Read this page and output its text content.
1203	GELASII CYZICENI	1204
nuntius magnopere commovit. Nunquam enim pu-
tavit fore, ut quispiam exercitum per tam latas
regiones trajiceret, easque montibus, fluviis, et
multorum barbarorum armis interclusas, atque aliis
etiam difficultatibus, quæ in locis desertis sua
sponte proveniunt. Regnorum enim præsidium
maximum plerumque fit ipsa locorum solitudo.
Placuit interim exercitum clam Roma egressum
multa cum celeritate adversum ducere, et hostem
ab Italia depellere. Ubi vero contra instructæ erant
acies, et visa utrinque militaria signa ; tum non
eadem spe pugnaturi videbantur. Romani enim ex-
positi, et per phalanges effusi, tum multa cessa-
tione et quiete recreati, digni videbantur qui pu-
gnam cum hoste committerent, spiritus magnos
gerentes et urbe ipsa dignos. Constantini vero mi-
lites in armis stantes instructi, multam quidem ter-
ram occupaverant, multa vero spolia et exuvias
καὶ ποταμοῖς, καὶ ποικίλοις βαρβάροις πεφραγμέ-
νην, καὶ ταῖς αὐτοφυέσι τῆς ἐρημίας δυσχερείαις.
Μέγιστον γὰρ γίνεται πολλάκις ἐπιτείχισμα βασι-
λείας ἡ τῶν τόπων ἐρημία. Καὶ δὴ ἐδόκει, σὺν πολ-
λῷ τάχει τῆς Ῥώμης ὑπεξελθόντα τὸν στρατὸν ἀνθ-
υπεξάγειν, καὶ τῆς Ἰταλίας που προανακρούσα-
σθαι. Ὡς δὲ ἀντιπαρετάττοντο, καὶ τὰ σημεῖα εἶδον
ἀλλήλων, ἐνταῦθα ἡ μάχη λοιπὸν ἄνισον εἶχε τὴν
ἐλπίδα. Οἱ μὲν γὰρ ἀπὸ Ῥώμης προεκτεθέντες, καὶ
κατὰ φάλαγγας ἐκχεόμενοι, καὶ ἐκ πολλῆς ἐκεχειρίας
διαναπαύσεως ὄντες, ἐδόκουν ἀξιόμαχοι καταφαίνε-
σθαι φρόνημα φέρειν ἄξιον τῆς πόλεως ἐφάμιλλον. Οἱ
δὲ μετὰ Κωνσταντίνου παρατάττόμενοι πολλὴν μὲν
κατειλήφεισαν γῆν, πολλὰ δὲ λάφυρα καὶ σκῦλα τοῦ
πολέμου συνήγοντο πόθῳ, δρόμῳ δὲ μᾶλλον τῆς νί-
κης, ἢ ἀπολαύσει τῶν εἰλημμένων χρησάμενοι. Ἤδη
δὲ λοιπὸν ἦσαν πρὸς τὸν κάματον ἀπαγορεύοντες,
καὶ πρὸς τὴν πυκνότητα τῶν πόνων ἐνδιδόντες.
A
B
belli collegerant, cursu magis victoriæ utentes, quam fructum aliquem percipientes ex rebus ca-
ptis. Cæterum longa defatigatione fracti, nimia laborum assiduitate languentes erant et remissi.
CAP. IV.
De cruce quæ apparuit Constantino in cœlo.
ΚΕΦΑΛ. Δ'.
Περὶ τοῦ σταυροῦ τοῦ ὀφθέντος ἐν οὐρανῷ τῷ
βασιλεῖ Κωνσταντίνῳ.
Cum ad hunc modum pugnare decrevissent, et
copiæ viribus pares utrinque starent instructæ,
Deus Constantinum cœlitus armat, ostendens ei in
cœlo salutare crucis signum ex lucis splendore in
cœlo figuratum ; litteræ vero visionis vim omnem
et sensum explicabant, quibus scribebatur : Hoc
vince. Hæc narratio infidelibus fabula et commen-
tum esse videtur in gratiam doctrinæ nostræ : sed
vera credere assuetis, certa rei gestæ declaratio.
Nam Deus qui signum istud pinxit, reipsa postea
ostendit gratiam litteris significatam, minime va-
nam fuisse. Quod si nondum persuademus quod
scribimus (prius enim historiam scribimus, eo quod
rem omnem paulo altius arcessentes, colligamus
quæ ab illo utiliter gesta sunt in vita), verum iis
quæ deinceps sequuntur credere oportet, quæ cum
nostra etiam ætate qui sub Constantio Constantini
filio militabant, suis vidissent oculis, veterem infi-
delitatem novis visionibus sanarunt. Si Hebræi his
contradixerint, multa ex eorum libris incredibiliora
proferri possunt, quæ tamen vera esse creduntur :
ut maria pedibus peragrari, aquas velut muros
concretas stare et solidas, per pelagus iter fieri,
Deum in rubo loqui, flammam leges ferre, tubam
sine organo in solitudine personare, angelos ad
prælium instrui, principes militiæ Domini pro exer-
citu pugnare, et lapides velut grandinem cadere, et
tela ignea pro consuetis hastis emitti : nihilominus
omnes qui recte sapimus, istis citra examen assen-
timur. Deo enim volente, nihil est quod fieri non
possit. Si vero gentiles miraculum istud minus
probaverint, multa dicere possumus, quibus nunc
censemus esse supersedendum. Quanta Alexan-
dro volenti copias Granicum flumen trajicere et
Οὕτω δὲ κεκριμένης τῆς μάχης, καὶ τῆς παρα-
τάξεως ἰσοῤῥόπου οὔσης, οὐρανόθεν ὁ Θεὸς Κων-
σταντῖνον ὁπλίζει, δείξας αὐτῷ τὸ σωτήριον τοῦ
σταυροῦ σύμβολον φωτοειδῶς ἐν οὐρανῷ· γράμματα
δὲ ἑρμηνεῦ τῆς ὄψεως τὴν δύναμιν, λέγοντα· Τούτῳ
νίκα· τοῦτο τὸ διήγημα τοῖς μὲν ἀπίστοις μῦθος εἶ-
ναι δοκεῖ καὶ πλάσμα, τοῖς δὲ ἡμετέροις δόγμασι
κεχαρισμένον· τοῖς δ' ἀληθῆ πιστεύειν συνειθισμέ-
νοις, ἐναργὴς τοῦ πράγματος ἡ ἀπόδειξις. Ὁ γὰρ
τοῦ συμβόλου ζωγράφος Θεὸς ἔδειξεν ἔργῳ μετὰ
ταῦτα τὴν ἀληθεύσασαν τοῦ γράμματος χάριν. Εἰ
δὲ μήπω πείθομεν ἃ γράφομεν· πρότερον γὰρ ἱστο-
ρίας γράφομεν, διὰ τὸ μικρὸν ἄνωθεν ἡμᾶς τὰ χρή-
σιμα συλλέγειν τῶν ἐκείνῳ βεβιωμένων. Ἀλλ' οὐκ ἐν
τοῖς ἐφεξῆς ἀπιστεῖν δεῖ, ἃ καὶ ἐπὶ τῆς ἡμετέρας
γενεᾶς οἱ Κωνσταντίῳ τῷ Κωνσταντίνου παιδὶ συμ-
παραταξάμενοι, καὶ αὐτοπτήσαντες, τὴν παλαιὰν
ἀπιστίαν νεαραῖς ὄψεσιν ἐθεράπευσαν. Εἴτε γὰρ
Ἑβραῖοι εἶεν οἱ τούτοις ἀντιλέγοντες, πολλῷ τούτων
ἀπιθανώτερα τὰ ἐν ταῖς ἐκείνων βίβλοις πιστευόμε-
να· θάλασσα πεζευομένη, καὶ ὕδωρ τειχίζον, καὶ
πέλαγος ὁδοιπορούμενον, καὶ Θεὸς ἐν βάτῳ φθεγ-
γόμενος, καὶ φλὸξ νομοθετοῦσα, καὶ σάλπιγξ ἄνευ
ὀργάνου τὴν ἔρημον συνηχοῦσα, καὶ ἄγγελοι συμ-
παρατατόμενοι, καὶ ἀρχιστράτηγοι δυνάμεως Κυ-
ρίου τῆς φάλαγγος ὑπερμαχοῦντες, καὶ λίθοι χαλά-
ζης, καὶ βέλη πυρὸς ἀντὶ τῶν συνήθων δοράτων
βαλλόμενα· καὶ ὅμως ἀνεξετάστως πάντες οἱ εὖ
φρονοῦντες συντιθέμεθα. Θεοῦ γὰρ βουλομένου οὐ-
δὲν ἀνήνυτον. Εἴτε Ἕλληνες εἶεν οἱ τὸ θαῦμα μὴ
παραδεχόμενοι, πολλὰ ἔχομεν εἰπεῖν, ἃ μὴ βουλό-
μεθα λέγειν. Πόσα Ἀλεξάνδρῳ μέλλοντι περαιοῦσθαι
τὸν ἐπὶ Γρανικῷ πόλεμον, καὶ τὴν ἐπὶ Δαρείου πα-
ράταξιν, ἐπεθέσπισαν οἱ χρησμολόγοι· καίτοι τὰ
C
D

········

Using the material above, report each line where "οὐρανῷ" occurs.

*Problem solution*
Περὶ τοῦ σταυροῦ τοῦ ὀφθέντος ἐν οὐρανῷ τῷ
σταυροῦ σύμβολον φωτοειδῶς ἐν οὐρανῷ· γράμματα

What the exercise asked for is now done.